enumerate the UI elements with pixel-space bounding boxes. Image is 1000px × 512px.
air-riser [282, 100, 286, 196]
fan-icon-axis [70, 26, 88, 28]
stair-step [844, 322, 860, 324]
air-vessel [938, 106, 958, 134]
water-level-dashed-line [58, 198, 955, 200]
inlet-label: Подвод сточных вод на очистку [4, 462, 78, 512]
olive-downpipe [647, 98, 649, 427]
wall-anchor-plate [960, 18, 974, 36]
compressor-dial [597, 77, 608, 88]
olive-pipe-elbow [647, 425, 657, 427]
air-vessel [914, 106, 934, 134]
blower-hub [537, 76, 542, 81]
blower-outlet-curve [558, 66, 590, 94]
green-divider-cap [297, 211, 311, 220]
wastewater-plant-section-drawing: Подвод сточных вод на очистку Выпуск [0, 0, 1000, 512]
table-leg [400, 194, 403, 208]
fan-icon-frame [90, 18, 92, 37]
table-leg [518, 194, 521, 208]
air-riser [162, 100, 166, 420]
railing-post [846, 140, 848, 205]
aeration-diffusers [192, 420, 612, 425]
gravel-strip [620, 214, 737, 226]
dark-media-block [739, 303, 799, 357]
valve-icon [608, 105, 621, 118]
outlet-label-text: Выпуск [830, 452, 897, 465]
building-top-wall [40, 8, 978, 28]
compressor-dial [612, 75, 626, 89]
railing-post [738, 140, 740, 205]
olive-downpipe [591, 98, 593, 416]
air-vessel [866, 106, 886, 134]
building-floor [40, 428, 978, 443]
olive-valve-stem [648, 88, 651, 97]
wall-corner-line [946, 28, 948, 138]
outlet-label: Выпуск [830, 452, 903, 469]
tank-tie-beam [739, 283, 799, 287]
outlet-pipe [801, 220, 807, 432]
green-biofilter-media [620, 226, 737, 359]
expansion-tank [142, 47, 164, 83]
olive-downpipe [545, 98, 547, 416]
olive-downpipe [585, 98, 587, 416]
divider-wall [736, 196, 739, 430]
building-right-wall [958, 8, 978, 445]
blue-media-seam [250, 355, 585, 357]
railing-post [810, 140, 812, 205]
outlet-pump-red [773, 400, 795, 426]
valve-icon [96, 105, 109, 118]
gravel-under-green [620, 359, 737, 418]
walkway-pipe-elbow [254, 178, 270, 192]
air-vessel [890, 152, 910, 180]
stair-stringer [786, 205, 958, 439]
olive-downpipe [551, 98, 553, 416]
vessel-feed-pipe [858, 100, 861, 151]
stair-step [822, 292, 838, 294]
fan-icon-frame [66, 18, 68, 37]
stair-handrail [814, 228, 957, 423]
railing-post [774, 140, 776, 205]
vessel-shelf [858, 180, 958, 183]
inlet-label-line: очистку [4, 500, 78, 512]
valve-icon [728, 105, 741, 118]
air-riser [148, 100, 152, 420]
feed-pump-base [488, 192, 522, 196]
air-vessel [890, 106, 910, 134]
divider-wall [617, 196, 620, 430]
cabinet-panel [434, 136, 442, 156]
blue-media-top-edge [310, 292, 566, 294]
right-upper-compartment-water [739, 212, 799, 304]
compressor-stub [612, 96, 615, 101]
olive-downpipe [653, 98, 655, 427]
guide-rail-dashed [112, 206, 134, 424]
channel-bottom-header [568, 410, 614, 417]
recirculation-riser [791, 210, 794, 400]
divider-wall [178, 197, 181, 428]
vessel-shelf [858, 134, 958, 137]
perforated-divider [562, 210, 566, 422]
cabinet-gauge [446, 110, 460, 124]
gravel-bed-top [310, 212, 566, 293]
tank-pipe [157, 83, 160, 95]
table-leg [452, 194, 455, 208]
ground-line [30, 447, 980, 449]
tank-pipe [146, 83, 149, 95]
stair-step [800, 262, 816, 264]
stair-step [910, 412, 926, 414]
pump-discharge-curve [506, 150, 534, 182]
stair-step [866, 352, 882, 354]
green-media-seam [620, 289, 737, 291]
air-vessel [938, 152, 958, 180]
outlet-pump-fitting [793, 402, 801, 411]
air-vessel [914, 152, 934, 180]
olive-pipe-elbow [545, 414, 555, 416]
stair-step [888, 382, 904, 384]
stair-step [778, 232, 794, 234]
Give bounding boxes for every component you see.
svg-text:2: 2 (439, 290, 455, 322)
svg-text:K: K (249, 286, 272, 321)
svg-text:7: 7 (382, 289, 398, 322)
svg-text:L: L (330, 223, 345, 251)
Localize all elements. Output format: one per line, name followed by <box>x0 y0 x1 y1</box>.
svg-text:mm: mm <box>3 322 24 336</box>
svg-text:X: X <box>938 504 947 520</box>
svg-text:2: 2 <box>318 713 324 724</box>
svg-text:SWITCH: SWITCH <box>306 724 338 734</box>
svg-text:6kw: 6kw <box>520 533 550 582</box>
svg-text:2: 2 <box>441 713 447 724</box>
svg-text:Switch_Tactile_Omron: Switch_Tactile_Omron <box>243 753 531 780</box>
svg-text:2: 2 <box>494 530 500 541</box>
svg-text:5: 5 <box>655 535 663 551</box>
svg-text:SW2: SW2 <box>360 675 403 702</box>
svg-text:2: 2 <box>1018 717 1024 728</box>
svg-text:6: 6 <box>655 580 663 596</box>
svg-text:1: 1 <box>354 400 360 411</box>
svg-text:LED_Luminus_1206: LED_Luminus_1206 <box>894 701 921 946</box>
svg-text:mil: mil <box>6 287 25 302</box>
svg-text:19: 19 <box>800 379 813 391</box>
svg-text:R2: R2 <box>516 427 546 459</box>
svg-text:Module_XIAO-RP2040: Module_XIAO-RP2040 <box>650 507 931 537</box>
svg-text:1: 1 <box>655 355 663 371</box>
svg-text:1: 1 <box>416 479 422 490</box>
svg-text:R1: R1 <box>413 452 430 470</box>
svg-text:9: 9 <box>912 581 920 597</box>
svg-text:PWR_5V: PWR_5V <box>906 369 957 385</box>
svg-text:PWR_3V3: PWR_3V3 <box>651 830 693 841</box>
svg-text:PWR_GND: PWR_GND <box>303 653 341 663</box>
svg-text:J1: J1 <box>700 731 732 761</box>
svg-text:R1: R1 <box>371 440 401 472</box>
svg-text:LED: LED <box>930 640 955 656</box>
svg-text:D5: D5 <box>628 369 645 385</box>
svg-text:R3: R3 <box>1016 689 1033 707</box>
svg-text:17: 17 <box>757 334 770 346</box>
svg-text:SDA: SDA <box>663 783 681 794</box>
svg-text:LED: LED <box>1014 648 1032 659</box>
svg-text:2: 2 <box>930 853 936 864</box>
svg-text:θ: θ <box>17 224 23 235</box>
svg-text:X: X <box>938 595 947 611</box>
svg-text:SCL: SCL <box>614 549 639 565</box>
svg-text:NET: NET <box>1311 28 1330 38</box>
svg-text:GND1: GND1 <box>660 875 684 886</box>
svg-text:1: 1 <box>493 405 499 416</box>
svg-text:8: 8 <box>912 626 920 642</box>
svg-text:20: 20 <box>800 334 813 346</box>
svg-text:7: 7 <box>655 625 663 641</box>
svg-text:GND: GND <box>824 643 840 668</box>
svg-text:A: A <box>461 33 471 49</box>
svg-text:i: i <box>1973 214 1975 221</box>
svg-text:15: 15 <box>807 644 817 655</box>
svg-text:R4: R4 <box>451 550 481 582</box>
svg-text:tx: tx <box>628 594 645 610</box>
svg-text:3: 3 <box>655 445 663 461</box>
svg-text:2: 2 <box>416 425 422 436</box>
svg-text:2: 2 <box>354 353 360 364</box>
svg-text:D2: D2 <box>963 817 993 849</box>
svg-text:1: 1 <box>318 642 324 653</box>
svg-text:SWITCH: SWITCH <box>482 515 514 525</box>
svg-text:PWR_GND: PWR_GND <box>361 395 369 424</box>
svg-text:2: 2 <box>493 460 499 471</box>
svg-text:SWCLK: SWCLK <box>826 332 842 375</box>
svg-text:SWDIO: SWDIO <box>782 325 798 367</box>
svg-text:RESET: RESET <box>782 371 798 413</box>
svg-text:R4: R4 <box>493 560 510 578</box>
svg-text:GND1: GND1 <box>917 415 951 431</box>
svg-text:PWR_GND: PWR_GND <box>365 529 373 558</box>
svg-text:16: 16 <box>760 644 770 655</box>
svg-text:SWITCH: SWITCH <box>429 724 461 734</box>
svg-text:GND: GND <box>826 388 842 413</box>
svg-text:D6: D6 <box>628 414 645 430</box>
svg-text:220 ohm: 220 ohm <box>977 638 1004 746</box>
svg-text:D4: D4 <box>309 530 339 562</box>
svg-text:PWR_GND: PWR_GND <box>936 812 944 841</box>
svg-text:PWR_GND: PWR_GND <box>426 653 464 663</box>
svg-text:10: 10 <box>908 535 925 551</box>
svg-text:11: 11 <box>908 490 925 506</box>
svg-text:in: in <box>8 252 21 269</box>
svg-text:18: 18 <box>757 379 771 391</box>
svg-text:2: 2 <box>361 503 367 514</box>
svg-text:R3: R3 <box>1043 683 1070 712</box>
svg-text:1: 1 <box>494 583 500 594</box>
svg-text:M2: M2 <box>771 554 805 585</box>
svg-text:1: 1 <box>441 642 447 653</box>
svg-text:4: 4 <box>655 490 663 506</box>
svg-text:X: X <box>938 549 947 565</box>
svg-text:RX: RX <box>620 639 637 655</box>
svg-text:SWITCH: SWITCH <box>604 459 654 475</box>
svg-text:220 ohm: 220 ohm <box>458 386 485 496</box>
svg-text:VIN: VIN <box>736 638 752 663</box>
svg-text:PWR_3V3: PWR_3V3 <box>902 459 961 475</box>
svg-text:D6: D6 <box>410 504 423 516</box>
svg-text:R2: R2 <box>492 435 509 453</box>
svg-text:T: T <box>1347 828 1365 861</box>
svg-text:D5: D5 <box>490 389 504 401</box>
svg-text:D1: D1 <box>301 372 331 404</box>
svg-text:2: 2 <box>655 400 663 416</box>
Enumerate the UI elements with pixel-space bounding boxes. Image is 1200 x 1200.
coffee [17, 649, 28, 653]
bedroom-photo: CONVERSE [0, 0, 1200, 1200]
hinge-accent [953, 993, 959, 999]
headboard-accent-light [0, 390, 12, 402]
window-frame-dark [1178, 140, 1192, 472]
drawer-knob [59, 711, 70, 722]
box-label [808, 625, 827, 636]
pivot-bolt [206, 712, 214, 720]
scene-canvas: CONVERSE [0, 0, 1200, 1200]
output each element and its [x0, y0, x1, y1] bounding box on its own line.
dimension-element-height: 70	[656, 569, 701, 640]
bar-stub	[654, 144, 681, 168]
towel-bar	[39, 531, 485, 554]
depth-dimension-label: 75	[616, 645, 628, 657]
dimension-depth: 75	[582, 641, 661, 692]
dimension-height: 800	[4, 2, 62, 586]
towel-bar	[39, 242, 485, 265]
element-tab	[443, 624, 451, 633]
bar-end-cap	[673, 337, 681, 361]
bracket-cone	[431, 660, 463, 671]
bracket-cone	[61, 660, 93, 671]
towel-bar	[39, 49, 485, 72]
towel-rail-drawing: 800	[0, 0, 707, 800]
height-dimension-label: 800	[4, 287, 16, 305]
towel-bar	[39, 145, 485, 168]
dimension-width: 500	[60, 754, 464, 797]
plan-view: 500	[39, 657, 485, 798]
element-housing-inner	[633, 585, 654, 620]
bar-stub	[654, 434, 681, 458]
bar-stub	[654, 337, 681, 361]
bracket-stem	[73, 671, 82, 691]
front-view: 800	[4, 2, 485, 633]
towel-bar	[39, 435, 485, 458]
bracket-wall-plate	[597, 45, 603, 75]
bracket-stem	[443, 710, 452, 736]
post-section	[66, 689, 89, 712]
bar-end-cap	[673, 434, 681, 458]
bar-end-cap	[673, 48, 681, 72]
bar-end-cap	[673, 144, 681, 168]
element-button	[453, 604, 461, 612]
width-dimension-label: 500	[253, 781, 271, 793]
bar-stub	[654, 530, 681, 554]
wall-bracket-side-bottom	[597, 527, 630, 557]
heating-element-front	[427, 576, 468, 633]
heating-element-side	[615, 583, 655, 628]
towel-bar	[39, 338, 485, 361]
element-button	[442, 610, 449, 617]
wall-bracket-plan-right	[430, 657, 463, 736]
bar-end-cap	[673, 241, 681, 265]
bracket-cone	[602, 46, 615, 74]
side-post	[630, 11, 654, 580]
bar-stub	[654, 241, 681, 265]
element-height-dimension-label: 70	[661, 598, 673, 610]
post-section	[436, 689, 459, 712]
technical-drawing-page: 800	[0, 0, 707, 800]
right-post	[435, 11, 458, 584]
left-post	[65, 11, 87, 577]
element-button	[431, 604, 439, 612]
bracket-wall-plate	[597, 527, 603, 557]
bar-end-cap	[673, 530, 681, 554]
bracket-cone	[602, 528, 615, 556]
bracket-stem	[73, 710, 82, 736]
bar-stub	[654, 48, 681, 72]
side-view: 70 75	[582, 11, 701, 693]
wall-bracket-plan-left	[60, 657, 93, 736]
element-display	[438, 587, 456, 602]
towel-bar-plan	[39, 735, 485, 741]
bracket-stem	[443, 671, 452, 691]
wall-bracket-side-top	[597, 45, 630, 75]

Task directions – Write out again, word for word, the lines of the records from the very first line through the line containing "wall-anchor-plate [960, 18, 974, 36]", including both.

Output of the task –
enumerate the UI elements with pixel-space bounding boxes. Image is 1000px × 512px.
air-riser [282, 100, 286, 196]
fan-icon-axis [70, 26, 88, 28]
stair-step [844, 322, 860, 324]
air-vessel [938, 106, 958, 134]
water-level-dashed-line [58, 198, 955, 200]
inlet-label: Подвод сточных вод на очистку [4, 462, 78, 512]
olive-downpipe [647, 98, 649, 427]
wall-anchor-plate [960, 18, 974, 36]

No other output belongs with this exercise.